Stored data:
• • • • •
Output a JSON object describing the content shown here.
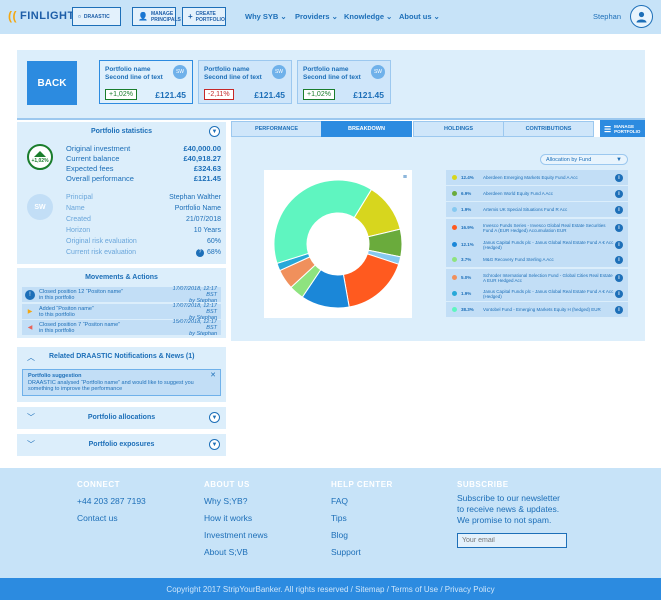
{
  "nav": {
    "brand": "FINLIGHT",
    "btn_draastic": "DRAASTIC",
    "btn_manage_principals": [
      "MANAGE",
      "PRINCIPALS"
    ],
    "btn_create_portfolio": [
      "CREATE",
      "PORTFOLIO"
    ],
    "links": [
      "Why SYB",
      "Providers",
      "Knowledge",
      "About us"
    ],
    "user": "Stephan"
  },
  "portfolios": {
    "back_label": "BACK",
    "cards": [
      {
        "name_line1": "Portfolio name",
        "name_line2": "Second line of text",
        "badge": "SW",
        "change": "+1,02%",
        "direction": "up",
        "value": "£121.45"
      },
      {
        "name_line1": "Portfolio name",
        "name_line2": "Second line of text",
        "badge": "SW",
        "change": "-2,11%",
        "direction": "down",
        "value": "£121.45"
      },
      {
        "name_line1": "Portfolio name",
        "name_line2": "Second line of text",
        "badge": "SW",
        "change": "+1,02%",
        "direction": "up",
        "value": "£121.45"
      }
    ]
  },
  "stats": {
    "title": "Portfolio statistics",
    "trend_badge": "+1,02%",
    "rows": [
      {
        "label": "Original investment",
        "value": "£40,000.00"
      },
      {
        "label": "Current balance",
        "value": "£40,918.27"
      },
      {
        "label": "Expected fees",
        "value": "£324.63"
      },
      {
        "label": "Overall performance",
        "value": "£121.45"
      }
    ],
    "avatar": "SW",
    "details": [
      {
        "label": "Principal",
        "value": "Stephan Walther"
      },
      {
        "label": "Name",
        "value": "Portfolio Name"
      },
      {
        "label": "Created",
        "value": "21/07/2018"
      },
      {
        "label": "Horizon",
        "value": "10 Years"
      },
      {
        "label": "Original risk evaluation",
        "value": "60%"
      },
      {
        "label": "Current risk evaluation",
        "value": "68%"
      }
    ]
  },
  "movements": {
    "title": "Movements & Actions",
    "items": [
      {
        "line1": "Closed position 12 “Positon name”",
        "line2": "in this portfolio",
        "date": "17/07/2018, 12:17 BST",
        "by": "by Stephan"
      },
      {
        "line1": "Added “Positon name”",
        "line2": "to this portfolio",
        "date": "17/07/2018, 12:17 BST",
        "by": "by Stephan"
      },
      {
        "line1": "Closed position 7 “Positon name”",
        "line2": "in this portfolio",
        "date": "15/07/2018, 12:17 BST",
        "by": "by Stephan"
      }
    ]
  },
  "notifications": {
    "title": "Related DRAASTIC Notifications & News (1)",
    "suggestion_title": "Portfolio suggestion",
    "suggestion_text_1": "DRAASTIC analysed “Portfolio name” and would like to suggest you",
    "suggestion_text_2": "something to improve the performance"
  },
  "allocations_title": "Portfolio allocations",
  "exposures_title": "Portfolio exposures",
  "tabs": [
    "PERFORMANCE",
    "BREAKDOWN",
    "HOLDINGS",
    "CONTRIBUTIONS"
  ],
  "manage_portfolio": [
    "MANAGE",
    "PORTFOLIO"
  ],
  "allocation_filter": "Allocation by Fund",
  "chart_data": {
    "type": "pie",
    "subtype": "donut",
    "categories": [
      "Aberdeen Emerging Markets Equity Fund A Acc",
      "Aberdeen World Equity Fund A Acc",
      "Artemis UK Special Situations Fund R Acc",
      "Invesco Funds Series - Invesco Global Real Estate Securities Fund A (EUR Hedged) Accumulation EUR",
      "Janus Capital Funds plc - Janus Global Real Estate Fund A € Acc (Hedged)",
      "M&G Recovery Fund Sterling A Acc",
      "Schroder International Selection Fund - Global Cities Real Estate A EUR Hedged Acc",
      "Janus Capital Funds plc - Janus Global Real Estate Fund A € Acc (Hedged)",
      "Vontobel Fund - Emerging Markets Equity H (hedged) EUR"
    ],
    "labels": [
      "12.4%",
      "6.9%",
      "1.9%",
      "16.9%",
      "12.1%",
      "3.7%",
      "5.0%",
      "1.9%",
      "38.3%"
    ],
    "values": [
      12.4,
      6.9,
      1.9,
      16.9,
      12.1,
      3.7,
      5.0,
      1.9,
      38.3
    ],
    "colors": [
      "#d7d61e",
      "#6aab3c",
      "#86c9f0",
      "#ff5a1f",
      "#1b87d8",
      "#8ee37f",
      "#f0905c",
      "#27a8d8",
      "#5ff5c0"
    ]
  },
  "footer": {
    "connect_title": "CONNECT",
    "phone": "+44 203 287 7193",
    "contact": "Contact us",
    "about_title": "ABOUT US",
    "about_links": [
      "Why S;YB?",
      "How it works",
      "Investment news",
      "About S;VB"
    ],
    "help_title": "HELP CENTER",
    "help_links": [
      "FAQ",
      "Tips",
      "Blog",
      "Support"
    ],
    "subscribe_title": "SUBSCRIBE",
    "subscribe_text": [
      "Subscribe to our newsletter",
      "to receive news & updates.",
      "We promise to not spam."
    ],
    "email_placeholder": "Your email",
    "copyright": "Copyright 2017 StripYourBanker. All rights reserved / Sitemap / Terms of Use / Privacy Policy"
  }
}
• • • • •
EXERCISE BRIEF:
In the material above, find the lines that contain "DRAASTIC" and show them.

EXPECTED ANSWER:
    "btn_draastic": "DRAASTIC",
    "title": "Related DRAASTIC Notifications & News (1)",
    "suggestion_text_1": "DRAASTIC analysed “Portfolio name” and would like to suggest you",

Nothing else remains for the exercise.